Task instructions
Count the rows in the records below that contain the string "line", and reply with that number alone.

** Start of Task data **

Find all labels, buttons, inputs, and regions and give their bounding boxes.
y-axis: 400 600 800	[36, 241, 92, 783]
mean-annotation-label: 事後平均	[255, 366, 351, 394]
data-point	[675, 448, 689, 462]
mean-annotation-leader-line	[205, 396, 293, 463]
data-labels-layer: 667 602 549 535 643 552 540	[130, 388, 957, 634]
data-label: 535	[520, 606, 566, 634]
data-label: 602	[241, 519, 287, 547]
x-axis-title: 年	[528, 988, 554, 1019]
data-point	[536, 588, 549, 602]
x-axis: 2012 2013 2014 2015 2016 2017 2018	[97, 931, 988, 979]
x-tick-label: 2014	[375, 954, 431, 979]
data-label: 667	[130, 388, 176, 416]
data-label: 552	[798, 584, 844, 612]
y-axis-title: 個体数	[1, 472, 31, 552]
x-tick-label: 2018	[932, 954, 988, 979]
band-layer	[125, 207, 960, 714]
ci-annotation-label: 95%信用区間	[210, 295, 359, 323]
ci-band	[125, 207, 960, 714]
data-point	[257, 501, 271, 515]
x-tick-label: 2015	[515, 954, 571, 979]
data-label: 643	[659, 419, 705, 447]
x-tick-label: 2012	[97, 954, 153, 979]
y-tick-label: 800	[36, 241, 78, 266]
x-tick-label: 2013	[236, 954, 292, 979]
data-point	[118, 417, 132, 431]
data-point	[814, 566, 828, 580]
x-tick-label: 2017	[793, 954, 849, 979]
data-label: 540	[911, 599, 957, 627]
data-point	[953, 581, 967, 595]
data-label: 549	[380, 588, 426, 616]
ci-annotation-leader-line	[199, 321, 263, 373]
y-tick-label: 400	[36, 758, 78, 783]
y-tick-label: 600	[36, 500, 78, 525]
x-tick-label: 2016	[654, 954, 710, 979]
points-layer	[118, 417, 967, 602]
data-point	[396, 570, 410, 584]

** End of Task data **

Result of the exercise
2